(Element box records)
..............................

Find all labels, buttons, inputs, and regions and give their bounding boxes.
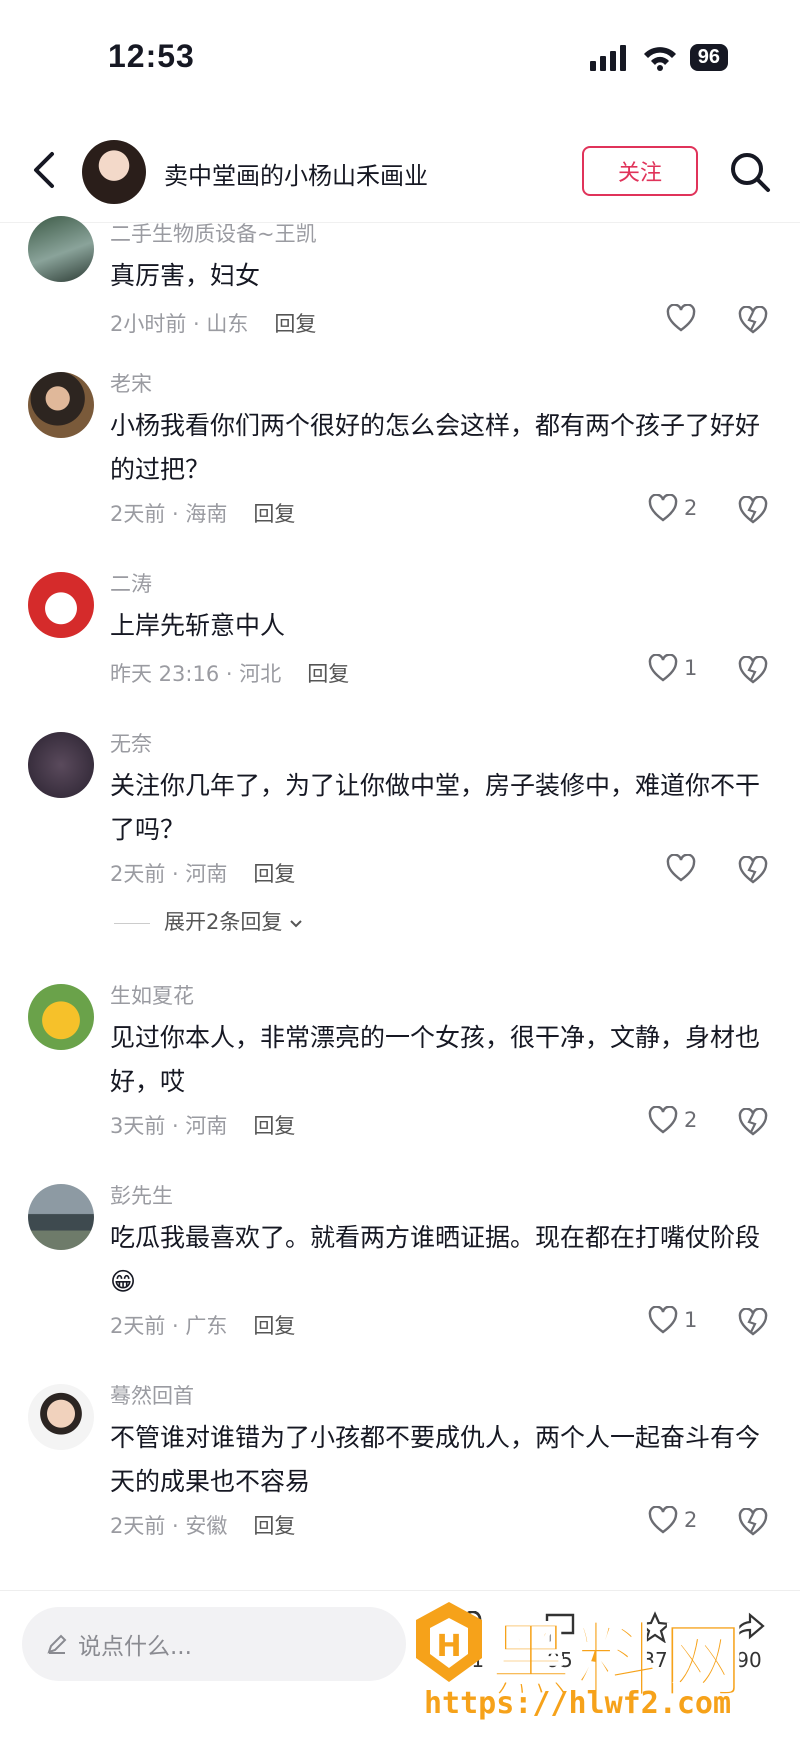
commenter-name[interactable]: 无奈 [110,728,152,758]
commenter-name[interactable]: 生如夏花 [110,980,194,1010]
comment-meta: 2天前 · 河南 回复 [110,858,295,888]
dislike-icon[interactable] [738,856,768,884]
comment-text: 真厉害，妇女 [110,261,261,290]
signal-icon [589,44,626,71]
expand-replies-label: 展开2条回复 [164,910,283,934]
like-button[interactable]: 1 [648,1306,697,1334]
battery-level: 96 [689,44,728,71]
comment-input-placeholder: 说点什么... [78,1634,192,1660]
like-button[interactable]: 1 [648,654,697,682]
like-button[interactable]: 2 [648,1506,697,1534]
like-button[interactable]: 2 [648,494,697,522]
svg-text:H: H [436,1629,461,1664]
like-count: 2 [684,1508,698,1532]
comment-time-location: 昨天 23:16 · 河北 [110,662,282,686]
profile-header: 卖中堂画的小杨山禾画业 关注 [0,118,800,223]
commenter-avatar[interactable] [28,1384,94,1450]
profile-avatar[interactable] [82,140,146,204]
like-count: 1 [684,656,698,680]
status-icons: 96 [589,44,728,71]
commenter-name[interactable]: 二手生物质设备~王凯 [110,218,317,248]
commenter-avatar[interactable] [28,732,94,798]
comment-text: 小杨我看你们两个很好的怎么会这样，都有两个孩子了好好的过把？ [110,411,761,484]
heart-icon [648,494,678,522]
commenter-avatar[interactable] [28,372,94,438]
heart-icon [648,1506,678,1534]
commenter-avatar[interactable] [28,1184,94,1250]
expand-replies-button[interactable]: 展开2条回复 [114,906,303,936]
watermark-url: https://hlwf2.com [424,1686,732,1721]
comment-time-location: 2天前 · 安徽 [110,1514,228,1538]
comment-input[interactable]: 说点什么... [22,1607,406,1681]
reply-button[interactable]: 回复 [253,502,295,526]
watermark: H 黑料网 https://hlwf2.com [410,1594,780,1721]
comment-text: 见过你本人，非常漂亮的一个女孩，很干净，文静，身材也好，哎 [110,1023,761,1096]
commenter-name[interactable]: 老宋 [110,368,152,398]
reply-button[interactable]: 回复 [307,662,349,686]
commenter-avatar[interactable] [28,572,94,638]
pencil-icon [47,1634,67,1654]
watermark-logo-icon: H [416,1602,482,1682]
comment-meta: 2天前 · 安徽 回复 [110,1510,295,1540]
comment-time-location: 2天前 · 海南 [110,502,228,526]
dislike-icon[interactable] [738,496,768,524]
like-count: 2 [684,1108,698,1132]
reply-button[interactable]: 回复 [253,1114,295,1138]
comment-meta: 2天前 · 广东 回复 [110,1310,295,1340]
divider [114,922,150,924]
comment-text: 不管谁对谁错为了小孩都不要成仇人，两个人一起奋斗有今天的成果也不容易 [110,1423,761,1496]
comment-time-location: 2小时前 · 山东 [110,312,249,336]
dislike-icon[interactable] [738,656,768,684]
dislike-icon[interactable] [738,1308,768,1336]
heart-icon [648,1306,678,1334]
dislike-icon[interactable] [738,1108,768,1136]
reply-button[interactable]: 回复 [274,312,316,336]
status-bar: 12:53 96 [0,0,800,118]
search-icon[interactable] [728,150,772,194]
reply-button[interactable]: 回复 [253,1314,295,1338]
comment-time-location: 3天前 · 河南 [110,1114,228,1138]
comment-meta: 2天前 · 海南 回复 [110,498,295,528]
heart-icon [666,854,696,882]
status-time: 12:53 [108,38,195,74]
like-button[interactable] [666,854,702,882]
comment-meta: 3天前 · 河南 回复 [110,1110,295,1140]
like-button[interactable] [666,304,702,332]
reply-button[interactable]: 回复 [253,862,295,886]
profile-name[interactable]: 卖中堂画的小杨山禾画业 [164,156,428,191]
reply-button[interactable]: 回复 [253,1514,295,1538]
comment-time-location: 2天前 · 广东 [110,1314,228,1338]
wifi-icon [643,46,676,71]
commenter-name[interactable]: 彭先生 [110,1180,173,1210]
dislike-icon[interactable] [738,1508,768,1536]
commenter-name[interactable]: 二涛 [110,568,152,598]
commenter-avatar[interactable] [28,984,94,1050]
follow-button[interactable]: 关注 [582,146,698,196]
dislike-icon[interactable] [738,306,768,334]
heart-icon [648,654,678,682]
comment-meta: 2小时前 · 山东 回复 [110,308,316,338]
commenter-name[interactable]: 蓦然回首 [110,1380,194,1410]
comment-text: 关注你几年了，为了让你做中堂，房子装修中，难道你不干了吗？ [110,771,761,844]
commenter-avatar[interactable] [28,216,94,282]
like-count: 1 [684,1308,698,1332]
back-arrow-icon[interactable] [24,148,64,192]
like-button[interactable]: 2 [648,1106,697,1134]
heart-icon [666,304,696,332]
comment-text: 吃瓜我最喜欢了。就看两方谁晒证据。现在都在打嘴仗阶段😁 [110,1223,761,1296]
comment-time-location: 2天前 · 河南 [110,862,228,886]
comment-text: 上岸先斩意中人 [110,611,286,640]
like-count: 2 [684,496,698,520]
heart-icon [648,1106,678,1134]
chevron-down-icon [290,920,302,928]
comment-meta: 昨天 23:16 · 河北 回复 [110,658,349,688]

..............................

▶ **Exercise task**
Output everything from the line containing "commenter-name[interactable]: 无奈 [110,728,152,758]" down to the line containing "commenter-name[interactable]: 老宋 [110,368,152,398]", inclusive, as a Markdown table with the columns Row and Line, omitting any blank lines.

▶ **Expected output**
| Row | Line |
|---|---|
| 1 | commenter-name[interactable]: 无奈 [110,728,152,758] |
| 2 | commenter-name[interactable]: 生如夏花 [110,980,194,1010] |
| 3 | comment-meta: 2天前 · 河南 回复 [110,858,295,888] |
| 4 | dislike-icon[interactable] [738,856,768,884] |
| 5 | comment-text: 真厉害，妇女 [110,261,261,290] |
| 6 | signal-icon [589,44,626,71] |
| 7 | expand-replies-label: 展开2条回复 [164,910,283,934] |
| 8 | like-button[interactable]: 1 [648,1306,697,1334] |
| 9 | battery-level: 96 [689,44,728,71] |
| 10 | comment-input-placeholder: 说点什么... [78,1634,192,1660] |
| 11 | like-button[interactable]: 1 [648,654,697,682] |
| 12 | like-button[interactable]: 2 [648,1506,697,1534] |
| 13 | like-button[interactable]: 2 [648,494,697,522] |
| 14 | svg-text:H: H [436,1629,461,1664] |
| 15 | like-count: 2 [684,1508,698,1532] |
| 16 | comment-time-location: 昨天 23:16 · 河北 [110,662,282,686] |
| 17 | profile-header: 卖中堂画的小杨山禾画业 关注 [0,118,800,223] |
| 18 | commenter-avatar[interactable] [28,1384,94,1450] |
| 19 | profile-avatar[interactable] [82,140,146,204] |
| 20 | like-count: 1 [684,656,698,680] |
| 21 | status-icons: 96 [589,44,728,71] |
| 22 | commenter-name[interactable]: 二手生物质设备~王凯 [110,218,317,248] |
| 23 | commenter-avatar[interactable] [28,732,94,798] |
| 24 | comment-text: 小杨我看你们两个很好的怎么会这样，都有两个孩子了好好的过把？ [110,411,761,484] |
| 25 | heart-icon [648,494,678,522] |
| 26 | commenter-avatar[interactable] [28,372,94,438] |
| 27 | heart-icon [648,1506,678,1534] |
| 28 | commenter-avatar[interactable] [28,1184,94,1250] |
| 29 | expand-replies-button[interactable]: 展开2条回复 [114,906,303,936] |
| 30 | watermark-url: https://hlwf2.com [424,1686,732,1721] |
| 31 | comment-time-location: 2天前 · 安徽 [110,1514,228,1538] |
| 32 | comment-input[interactable]: 说点什么... [22,1607,406,1681] |
| 33 | reply-button[interactable]: 回复 [253,502,295,526] |
| 34 | watermark: H 黑料网 https://hlwf2.com [410,1594,780,1721] |
| 35 | comment-text: 见过你本人，非常漂亮的一个女孩，很干净，文静，身材也好，哎 [110,1023,761,1096] |
| 36 | commenter-name[interactable]: 老宋 [110,368,152,398] |